Start EXTRACTED MATERIAL

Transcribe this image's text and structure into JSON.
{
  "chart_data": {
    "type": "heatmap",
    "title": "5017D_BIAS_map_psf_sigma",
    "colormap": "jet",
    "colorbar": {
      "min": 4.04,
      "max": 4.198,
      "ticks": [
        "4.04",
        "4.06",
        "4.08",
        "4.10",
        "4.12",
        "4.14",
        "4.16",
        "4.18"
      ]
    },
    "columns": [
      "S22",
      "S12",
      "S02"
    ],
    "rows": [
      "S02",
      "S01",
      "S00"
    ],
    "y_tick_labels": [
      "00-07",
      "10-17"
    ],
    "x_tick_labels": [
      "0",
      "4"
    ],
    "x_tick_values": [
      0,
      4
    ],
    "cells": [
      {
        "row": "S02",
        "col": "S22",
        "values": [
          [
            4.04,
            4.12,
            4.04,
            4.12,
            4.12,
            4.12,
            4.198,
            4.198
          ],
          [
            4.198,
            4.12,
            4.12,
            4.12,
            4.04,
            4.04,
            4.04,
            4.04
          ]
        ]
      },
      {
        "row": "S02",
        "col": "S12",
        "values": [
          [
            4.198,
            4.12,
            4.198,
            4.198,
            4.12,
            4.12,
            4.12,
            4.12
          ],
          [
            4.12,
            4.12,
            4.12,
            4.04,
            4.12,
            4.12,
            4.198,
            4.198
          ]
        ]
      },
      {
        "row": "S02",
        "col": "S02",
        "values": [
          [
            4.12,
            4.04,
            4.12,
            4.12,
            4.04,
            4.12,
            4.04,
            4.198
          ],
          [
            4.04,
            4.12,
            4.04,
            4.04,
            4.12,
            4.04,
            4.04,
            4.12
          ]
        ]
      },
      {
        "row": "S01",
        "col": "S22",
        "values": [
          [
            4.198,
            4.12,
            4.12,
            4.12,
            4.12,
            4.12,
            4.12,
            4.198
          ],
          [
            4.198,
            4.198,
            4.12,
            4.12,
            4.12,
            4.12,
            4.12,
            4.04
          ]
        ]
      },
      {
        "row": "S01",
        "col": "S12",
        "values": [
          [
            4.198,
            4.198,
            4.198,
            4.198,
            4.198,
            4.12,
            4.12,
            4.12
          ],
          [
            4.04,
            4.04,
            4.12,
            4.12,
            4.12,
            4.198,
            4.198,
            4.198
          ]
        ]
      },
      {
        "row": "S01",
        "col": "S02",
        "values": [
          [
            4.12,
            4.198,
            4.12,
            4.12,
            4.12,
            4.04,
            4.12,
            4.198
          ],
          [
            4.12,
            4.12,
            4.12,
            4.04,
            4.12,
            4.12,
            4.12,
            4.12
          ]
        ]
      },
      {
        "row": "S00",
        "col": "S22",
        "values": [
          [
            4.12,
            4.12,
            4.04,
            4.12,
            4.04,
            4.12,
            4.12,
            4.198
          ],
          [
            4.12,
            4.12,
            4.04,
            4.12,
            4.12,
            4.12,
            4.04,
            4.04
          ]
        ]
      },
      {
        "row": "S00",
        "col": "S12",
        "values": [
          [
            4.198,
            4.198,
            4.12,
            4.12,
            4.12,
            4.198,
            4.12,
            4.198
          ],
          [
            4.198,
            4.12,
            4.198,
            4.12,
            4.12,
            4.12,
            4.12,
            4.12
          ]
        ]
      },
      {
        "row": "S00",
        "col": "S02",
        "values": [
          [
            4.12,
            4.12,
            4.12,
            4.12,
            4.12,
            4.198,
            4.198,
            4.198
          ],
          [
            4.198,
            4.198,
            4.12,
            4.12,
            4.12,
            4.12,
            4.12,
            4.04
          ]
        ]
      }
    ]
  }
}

End EXTRACTED MATERIAL

THE TASK:
Reproduce the data, keeping every line exactly the same.

COMPLETE ANSWER:
Transcribe this image's text and structure into JSON.
{
  "chart_data": {
    "type": "heatmap",
    "title": "5017D_BIAS_map_psf_sigma",
    "colormap": "jet",
    "colorbar": {
      "min": 4.04,
      "max": 4.198,
      "ticks": [
        "4.04",
        "4.06",
        "4.08",
        "4.10",
        "4.12",
        "4.14",
        "4.16",
        "4.18"
      ]
    },
    "columns": [
      "S22",
      "S12",
      "S02"
    ],
    "rows": [
      "S02",
      "S01",
      "S00"
    ],
    "y_tick_labels": [
      "00-07",
      "10-17"
    ],
    "x_tick_labels": [
      "0",
      "4"
    ],
    "x_tick_values": [
      0,
      4
    ],
    "cells": [
      {
        "row": "S02",
        "col": "S22",
        "values": [
          [
            4.04,
            4.12,
            4.04,
            4.12,
            4.12,
            4.12,
            4.198,
            4.198
          ],
          [
            4.198,
            4.12,
            4.12,
            4.12,
            4.04,
            4.04,
            4.04,
            4.04
          ]
        ]
      },
      {
        "row": "S02",
        "col": "S12",
        "values": [
          [
            4.198,
            4.12,
            4.198,
            4.198,
            4.12,
            4.12,
            4.12,
            4.12
          ],
          [
            4.12,
            4.12,
            4.12,
            4.04,
            4.12,
            4.12,
            4.198,
            4.198
          ]
        ]
      },
      {
        "row": "S02",
        "col": "S02",
        "values": [
          [
            4.12,
            4.04,
            4.12,
            4.12,
            4.04,
            4.12,
            4.04,
            4.198
          ],
          [
            4.04,
            4.12,
            4.04,
            4.04,
            4.12,
            4.04,
            4.04,
            4.12
          ]
        ]
      },
      {
        "row": "S01",
        "col": "S22",
        "values": [
          [
            4.198,
            4.12,
            4.12,
            4.12,
            4.12,
            4.12,
            4.12,
            4.198
          ],
          [
            4.198,
            4.198,
            4.12,
            4.12,
            4.12,
            4.12,
            4.12,
            4.04
          ]
        ]
      },
      {
        "row": "S01",
        "col": "S12",
        "values": [
          [
            4.198,
            4.198,
            4.198,
            4.198,
            4.198,
            4.12,
            4.12,
            4.12
          ],
          [
            4.04,
            4.04,
            4.12,
            4.12,
            4.12,
            4.198,
            4.198,
            4.198
          ]
        ]
      },
      {
        "row": "S01",
        "col": "S02",
        "values": [
          [
            4.12,
            4.198,
            4.12,
            4.12,
            4.12,
            4.04,
            4.12,
            4.198
          ],
          [
            4.12,
            4.12,
            4.12,
            4.04,
            4.12,
            4.12,
            4.12,
            4.12
          ]
        ]
      },
      {
        "row": "S00",
        "col": "S22",
        "values": [
          [
            4.12,
            4.12,
            4.04,
            4.12,
            4.04,
            4.12,
            4.12,
            4.198
          ],
          [
            4.12,
            4.12,
            4.04,
            4.12,
            4.12,
            4.12,
            4.04,
            4.04
          ]
        ]
      },
      {
        "row": "S00",
        "col": "S12",
        "values": [
          [
            4.198,
            4.198,
            4.12,
            4.12,
            4.12,
            4.198,
            4.12,
            4.198
          ],
          [
            4.198,
            4.12,
            4.198,
            4.12,
            4.12,
            4.12,
            4.12,
            4.12
          ]
        ]
      },
      {
        "row": "S00",
        "col": "S02",
        "values": [
          [
            4.12,
            4.12,
            4.12,
            4.12,
            4.12,
            4.198,
            4.198,
            4.198
          ],
          [
            4.198,
            4.198,
            4.12,
            4.12,
            4.12,
            4.12,
            4.12,
            4.04
          ]
        ]
      }
    ]
  }
}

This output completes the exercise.